(Butir data)
· · · · ·
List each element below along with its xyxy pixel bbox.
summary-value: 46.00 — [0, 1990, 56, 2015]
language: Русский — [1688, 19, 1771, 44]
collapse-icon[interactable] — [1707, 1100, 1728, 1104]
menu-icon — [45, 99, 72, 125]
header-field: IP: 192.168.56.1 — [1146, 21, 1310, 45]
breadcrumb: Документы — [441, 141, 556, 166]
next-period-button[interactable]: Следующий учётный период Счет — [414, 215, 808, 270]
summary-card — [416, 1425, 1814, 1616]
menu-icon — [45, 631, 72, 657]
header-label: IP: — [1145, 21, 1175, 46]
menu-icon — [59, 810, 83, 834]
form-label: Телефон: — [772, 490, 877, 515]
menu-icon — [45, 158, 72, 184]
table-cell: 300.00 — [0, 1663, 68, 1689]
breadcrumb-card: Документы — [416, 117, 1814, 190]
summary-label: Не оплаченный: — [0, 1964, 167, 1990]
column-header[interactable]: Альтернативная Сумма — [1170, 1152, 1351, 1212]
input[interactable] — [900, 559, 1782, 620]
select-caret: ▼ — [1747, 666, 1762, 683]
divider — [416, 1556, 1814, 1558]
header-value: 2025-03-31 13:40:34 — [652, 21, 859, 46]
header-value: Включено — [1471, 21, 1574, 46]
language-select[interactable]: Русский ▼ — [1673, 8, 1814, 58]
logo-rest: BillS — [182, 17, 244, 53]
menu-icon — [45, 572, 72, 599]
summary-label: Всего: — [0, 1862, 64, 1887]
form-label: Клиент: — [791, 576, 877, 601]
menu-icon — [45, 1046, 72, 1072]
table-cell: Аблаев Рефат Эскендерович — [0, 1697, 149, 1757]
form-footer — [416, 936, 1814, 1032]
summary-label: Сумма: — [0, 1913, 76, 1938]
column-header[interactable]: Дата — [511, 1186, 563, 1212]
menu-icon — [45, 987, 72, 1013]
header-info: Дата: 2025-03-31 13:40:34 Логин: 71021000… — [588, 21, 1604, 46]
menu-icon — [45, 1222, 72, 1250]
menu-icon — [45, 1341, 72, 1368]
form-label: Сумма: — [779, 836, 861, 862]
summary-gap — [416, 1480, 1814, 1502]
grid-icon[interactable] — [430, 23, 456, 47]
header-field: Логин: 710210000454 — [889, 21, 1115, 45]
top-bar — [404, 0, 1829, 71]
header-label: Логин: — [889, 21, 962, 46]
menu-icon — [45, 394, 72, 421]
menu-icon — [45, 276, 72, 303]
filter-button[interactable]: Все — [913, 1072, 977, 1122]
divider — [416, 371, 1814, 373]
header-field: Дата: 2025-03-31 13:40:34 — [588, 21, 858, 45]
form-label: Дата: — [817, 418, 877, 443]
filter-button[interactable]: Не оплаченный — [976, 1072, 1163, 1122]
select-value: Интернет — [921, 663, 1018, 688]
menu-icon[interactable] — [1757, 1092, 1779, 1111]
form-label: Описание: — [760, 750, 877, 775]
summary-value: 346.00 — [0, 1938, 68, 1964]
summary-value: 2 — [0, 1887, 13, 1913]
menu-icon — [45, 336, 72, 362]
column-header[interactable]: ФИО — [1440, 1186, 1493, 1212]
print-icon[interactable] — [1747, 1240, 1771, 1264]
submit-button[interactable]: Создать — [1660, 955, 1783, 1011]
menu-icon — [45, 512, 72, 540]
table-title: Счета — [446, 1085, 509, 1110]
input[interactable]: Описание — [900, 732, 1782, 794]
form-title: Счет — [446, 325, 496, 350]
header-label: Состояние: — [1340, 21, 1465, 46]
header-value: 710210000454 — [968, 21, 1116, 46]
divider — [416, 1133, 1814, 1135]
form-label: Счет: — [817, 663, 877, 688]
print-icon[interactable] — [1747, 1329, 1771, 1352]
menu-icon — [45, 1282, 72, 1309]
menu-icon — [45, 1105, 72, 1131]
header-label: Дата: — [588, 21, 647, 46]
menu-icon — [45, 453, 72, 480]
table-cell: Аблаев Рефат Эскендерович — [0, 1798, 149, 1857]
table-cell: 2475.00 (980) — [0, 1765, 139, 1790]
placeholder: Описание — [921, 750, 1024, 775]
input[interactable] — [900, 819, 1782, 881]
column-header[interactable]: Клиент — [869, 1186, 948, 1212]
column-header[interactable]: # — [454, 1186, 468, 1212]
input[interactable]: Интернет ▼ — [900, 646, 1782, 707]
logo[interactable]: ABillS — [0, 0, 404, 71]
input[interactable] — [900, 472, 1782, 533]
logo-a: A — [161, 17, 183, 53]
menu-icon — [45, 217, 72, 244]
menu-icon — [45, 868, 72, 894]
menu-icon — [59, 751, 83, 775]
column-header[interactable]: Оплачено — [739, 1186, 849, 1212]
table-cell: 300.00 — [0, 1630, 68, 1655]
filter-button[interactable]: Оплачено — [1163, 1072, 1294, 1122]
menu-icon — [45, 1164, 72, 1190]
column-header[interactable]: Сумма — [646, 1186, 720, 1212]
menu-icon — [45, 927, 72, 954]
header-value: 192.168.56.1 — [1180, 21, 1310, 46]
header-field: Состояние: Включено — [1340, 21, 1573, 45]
· · · · ·
## Tugas yang Dikerjakan
Tulis ulang material dari awal hingga baris yang memuat "form-label: Телефон: — [772, 490, 877, 515]", termasuk baris itu sendiri. Ganti "menu-icon" dengan "nav-icon" dan biarkan bagian lainnya tetap sama.

## Penyelesaian Soal Ini
List each element below along with its xyxy pixel bbox.
summary-value: 46.00 — [0, 1990, 56, 2015]
language: Русский — [1688, 19, 1771, 44]
collapse-icon[interactable] — [1707, 1100, 1728, 1104]
nav-icon — [45, 99, 72, 125]
header-field: IP: 192.168.56.1 — [1146, 21, 1310, 45]
breadcrumb: Документы — [441, 141, 556, 166]
next-period-button[interactable]: Следующий учётный период Счет — [414, 215, 808, 270]
summary-card — [416, 1425, 1814, 1616]
nav-icon — [45, 631, 72, 657]
header-label: IP: — [1145, 21, 1175, 46]
nav-icon — [59, 810, 83, 834]
form-label: Телефон: — [772, 490, 877, 515]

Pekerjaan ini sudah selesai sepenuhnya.